[TASK PROMPT]
Take each line that has the word "from" and return it.
================
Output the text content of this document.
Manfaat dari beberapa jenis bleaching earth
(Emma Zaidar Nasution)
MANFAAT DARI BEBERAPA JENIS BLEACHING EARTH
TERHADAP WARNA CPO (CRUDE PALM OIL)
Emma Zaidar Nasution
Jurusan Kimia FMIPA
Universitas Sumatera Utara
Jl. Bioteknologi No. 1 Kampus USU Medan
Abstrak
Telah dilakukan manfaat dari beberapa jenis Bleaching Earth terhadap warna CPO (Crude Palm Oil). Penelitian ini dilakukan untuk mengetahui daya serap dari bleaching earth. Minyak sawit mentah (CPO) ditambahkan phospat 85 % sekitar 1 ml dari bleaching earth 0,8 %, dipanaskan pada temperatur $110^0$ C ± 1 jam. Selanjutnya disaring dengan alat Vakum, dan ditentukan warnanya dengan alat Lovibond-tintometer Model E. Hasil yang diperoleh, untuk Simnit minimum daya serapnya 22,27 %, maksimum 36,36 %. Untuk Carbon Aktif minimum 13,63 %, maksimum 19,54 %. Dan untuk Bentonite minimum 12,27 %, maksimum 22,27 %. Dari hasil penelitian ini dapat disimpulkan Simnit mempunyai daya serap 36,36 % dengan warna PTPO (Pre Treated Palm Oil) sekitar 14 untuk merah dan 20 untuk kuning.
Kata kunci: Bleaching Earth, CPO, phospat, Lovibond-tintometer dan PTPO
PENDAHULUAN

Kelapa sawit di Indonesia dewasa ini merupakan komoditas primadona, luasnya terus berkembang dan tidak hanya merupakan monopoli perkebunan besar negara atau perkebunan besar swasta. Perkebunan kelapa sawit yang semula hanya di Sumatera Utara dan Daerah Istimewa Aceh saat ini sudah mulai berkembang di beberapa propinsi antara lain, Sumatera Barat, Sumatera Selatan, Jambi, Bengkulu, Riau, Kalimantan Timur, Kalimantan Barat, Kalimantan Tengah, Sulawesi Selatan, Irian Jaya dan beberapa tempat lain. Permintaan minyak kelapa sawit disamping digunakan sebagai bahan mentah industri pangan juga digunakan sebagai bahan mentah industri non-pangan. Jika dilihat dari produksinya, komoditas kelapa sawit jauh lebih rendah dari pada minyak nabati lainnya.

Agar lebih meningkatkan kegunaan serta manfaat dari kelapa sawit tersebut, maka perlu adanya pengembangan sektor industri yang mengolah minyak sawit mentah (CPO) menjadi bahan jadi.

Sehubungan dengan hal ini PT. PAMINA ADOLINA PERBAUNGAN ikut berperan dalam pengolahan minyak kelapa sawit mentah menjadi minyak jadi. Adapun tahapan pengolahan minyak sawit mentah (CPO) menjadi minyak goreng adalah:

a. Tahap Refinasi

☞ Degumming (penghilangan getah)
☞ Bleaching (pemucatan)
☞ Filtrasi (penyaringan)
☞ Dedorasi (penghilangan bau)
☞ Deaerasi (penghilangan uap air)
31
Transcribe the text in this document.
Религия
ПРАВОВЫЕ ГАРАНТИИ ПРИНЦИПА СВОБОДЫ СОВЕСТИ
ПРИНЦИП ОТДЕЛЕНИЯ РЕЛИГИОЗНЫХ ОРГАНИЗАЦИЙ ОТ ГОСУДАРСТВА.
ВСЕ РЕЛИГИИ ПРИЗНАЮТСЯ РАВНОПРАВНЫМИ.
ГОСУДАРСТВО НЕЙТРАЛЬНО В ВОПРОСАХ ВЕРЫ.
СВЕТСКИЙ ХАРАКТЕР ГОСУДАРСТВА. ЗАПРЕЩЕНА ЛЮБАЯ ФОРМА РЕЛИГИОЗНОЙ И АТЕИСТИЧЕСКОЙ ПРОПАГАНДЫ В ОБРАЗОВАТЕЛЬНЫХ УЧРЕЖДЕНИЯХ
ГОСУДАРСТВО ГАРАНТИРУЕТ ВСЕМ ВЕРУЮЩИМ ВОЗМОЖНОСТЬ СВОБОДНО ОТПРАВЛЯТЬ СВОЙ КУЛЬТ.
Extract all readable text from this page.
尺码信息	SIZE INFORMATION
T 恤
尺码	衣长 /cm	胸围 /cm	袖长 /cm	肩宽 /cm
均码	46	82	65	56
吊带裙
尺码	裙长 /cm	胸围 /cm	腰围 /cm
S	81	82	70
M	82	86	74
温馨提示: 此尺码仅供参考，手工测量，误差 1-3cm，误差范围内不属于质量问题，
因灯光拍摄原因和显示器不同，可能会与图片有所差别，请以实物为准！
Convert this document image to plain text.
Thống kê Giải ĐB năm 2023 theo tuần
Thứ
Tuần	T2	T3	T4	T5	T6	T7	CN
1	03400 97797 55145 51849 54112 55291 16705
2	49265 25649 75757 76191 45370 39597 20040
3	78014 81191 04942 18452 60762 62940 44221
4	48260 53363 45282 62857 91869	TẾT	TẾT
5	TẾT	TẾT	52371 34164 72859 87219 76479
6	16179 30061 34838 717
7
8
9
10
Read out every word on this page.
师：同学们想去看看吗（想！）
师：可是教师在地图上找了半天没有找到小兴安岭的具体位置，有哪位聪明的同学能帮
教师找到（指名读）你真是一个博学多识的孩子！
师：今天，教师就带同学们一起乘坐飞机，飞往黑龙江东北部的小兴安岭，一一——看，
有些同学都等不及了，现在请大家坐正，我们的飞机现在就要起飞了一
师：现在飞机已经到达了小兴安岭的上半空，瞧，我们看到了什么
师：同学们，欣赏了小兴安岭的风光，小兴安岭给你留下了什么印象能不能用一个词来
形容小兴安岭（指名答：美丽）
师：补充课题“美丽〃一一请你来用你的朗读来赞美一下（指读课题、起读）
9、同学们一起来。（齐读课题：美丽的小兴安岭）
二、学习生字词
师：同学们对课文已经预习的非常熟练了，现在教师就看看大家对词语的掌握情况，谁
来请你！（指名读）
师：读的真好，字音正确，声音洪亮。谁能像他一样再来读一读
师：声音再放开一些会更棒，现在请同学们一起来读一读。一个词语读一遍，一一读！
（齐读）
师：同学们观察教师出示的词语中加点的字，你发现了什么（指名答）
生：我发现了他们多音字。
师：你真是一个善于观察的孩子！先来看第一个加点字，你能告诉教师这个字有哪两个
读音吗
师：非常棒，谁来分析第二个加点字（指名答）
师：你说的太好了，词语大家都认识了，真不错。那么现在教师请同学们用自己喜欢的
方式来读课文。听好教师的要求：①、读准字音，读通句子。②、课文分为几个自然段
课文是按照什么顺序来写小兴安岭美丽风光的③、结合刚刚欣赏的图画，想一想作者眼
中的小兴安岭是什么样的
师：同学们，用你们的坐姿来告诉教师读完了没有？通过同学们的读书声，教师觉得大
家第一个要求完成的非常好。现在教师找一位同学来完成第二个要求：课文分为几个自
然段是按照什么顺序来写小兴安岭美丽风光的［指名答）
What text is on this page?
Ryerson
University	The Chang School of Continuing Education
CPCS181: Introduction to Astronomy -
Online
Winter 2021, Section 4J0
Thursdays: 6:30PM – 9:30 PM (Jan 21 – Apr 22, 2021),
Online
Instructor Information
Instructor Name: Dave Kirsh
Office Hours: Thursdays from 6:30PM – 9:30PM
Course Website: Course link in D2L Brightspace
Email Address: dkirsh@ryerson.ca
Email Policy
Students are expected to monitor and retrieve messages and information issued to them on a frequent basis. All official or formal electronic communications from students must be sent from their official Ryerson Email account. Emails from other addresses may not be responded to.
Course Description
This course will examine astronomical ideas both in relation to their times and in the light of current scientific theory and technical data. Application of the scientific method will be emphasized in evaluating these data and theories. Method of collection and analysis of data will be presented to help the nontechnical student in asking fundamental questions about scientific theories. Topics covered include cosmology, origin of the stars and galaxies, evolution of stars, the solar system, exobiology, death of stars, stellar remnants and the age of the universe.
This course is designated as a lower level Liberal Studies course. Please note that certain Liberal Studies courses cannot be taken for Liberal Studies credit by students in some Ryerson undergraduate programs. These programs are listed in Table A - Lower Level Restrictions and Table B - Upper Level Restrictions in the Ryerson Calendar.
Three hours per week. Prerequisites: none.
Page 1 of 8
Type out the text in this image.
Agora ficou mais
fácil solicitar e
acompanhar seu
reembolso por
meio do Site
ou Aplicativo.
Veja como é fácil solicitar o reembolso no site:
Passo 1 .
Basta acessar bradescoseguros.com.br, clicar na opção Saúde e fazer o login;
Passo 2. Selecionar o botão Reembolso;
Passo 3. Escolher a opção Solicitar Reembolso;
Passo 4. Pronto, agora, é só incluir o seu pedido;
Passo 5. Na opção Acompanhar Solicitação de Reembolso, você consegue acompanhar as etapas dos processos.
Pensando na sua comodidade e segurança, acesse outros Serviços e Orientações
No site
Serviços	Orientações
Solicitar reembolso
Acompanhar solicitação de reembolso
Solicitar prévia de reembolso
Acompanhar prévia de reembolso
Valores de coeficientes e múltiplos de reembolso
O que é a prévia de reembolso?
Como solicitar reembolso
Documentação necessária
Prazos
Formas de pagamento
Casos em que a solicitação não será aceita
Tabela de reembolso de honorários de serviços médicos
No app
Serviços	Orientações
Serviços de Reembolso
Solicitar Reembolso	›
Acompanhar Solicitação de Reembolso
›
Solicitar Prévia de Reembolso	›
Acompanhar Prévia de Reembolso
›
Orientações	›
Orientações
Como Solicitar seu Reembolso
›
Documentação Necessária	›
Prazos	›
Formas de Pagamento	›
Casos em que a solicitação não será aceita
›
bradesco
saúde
================
[SOLUTION TO THIS EXERCISE]
Extract all readable text from this page.
Office Hours: Thursdays from 6:30PM – 9:30PM
Students are expected to monitor and retrieve messages and information issued to them on a frequent basis. All official or formal electronic communications from students must be sent from their official Ryerson Email account. Emails from other addresses may not be responded to.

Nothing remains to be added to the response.